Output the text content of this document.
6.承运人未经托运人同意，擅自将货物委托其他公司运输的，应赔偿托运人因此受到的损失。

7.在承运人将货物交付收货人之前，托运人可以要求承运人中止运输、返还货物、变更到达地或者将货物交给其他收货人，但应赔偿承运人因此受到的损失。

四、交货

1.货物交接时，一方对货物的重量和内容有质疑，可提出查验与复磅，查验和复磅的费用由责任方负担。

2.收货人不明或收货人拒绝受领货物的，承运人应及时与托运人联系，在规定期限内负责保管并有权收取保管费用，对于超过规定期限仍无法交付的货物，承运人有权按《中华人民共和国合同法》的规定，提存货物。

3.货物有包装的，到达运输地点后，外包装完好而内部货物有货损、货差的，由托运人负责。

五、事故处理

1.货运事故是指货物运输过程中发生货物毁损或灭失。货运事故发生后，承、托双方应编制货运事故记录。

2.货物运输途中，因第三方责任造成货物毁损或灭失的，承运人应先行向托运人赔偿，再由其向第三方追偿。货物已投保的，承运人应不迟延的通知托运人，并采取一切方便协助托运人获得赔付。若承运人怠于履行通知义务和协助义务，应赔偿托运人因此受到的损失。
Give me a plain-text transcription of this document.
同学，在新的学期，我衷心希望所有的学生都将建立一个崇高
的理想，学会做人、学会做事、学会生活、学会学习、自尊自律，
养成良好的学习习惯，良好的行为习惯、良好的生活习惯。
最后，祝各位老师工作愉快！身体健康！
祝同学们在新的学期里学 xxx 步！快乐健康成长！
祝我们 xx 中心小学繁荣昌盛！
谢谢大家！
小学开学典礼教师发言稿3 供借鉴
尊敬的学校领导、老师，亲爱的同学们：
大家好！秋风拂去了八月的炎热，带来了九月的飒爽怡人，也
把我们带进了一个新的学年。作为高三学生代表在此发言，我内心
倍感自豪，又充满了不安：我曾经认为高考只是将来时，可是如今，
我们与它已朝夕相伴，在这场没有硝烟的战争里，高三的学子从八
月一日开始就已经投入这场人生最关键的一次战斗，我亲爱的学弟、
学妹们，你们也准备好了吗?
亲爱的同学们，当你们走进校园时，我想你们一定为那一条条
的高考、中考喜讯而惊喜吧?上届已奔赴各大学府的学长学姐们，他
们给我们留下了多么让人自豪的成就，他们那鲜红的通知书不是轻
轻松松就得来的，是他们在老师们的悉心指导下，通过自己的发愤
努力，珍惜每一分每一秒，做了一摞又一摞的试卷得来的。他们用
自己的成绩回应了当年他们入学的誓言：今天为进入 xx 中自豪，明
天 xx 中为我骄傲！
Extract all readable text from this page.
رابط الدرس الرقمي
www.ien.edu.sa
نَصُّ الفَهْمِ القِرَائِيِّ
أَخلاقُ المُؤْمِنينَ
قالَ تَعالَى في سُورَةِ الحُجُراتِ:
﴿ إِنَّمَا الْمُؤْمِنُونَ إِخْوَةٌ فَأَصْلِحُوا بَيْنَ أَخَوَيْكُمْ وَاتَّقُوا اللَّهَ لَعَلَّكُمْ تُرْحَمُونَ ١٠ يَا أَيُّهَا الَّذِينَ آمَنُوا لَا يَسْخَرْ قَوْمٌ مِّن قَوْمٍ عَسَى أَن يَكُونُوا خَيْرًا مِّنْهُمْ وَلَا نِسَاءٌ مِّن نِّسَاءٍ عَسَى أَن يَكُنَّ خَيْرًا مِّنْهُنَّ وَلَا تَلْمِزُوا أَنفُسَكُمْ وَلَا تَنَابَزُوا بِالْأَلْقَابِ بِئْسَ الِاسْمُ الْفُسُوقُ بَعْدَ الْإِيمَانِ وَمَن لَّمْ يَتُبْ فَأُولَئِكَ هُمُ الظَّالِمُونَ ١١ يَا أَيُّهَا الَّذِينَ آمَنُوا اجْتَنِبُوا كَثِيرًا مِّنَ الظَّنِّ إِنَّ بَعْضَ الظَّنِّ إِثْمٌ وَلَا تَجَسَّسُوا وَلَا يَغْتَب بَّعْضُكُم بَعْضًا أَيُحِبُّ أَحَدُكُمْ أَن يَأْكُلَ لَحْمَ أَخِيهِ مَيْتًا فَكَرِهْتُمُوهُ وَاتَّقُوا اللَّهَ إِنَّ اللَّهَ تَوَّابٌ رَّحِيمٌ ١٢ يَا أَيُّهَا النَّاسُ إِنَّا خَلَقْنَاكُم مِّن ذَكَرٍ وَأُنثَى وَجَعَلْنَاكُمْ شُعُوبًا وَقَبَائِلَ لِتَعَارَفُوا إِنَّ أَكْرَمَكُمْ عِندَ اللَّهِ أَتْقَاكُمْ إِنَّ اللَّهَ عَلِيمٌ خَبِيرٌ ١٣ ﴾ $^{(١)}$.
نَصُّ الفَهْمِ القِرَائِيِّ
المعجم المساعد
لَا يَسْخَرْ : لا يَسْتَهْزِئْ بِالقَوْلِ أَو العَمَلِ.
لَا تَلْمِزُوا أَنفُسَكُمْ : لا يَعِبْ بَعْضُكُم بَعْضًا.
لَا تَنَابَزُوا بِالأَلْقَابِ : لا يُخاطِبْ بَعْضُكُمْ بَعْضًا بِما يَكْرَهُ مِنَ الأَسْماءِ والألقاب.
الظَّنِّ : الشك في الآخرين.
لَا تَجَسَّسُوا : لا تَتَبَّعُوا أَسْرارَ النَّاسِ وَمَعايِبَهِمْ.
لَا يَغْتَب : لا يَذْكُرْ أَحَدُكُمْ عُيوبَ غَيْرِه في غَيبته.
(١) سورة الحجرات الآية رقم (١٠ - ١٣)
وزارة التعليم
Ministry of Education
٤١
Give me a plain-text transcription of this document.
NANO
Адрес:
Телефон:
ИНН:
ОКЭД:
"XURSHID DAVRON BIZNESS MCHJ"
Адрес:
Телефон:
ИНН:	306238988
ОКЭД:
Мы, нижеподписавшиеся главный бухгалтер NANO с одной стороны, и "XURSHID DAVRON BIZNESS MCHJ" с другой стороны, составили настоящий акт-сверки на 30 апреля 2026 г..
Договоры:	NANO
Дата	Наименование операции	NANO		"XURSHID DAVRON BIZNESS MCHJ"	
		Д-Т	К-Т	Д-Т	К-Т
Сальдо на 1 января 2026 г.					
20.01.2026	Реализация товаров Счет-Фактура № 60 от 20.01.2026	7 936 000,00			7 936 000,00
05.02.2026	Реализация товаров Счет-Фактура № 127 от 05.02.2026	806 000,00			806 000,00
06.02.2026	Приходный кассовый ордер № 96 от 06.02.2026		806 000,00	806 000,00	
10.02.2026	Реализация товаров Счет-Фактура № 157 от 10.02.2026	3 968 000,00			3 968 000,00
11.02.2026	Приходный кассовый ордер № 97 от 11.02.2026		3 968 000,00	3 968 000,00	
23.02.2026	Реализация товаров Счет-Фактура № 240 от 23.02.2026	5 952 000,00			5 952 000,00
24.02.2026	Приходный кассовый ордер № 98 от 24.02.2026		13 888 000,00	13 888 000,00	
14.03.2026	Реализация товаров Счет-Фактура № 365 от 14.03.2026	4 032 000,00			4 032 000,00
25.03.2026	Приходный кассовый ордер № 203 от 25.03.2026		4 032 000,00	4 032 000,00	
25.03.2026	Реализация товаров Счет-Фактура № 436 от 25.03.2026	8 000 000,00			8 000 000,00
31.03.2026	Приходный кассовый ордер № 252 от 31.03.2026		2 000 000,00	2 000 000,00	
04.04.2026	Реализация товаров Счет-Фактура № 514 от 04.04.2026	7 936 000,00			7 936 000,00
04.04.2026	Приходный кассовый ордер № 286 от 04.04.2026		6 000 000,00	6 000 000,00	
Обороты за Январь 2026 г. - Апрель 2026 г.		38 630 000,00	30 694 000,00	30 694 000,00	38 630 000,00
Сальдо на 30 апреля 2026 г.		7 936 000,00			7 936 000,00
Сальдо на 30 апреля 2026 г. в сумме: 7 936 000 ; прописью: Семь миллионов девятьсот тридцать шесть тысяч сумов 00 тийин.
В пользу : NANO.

TASK PROMPT: Pick out every line with the string "text" and copy it.

FINAL RESULT:
Output the text content of this document.
Give me a plain-text transcription of this document.
Extract all readable text from this page.
Give me a plain-text transcription of this document.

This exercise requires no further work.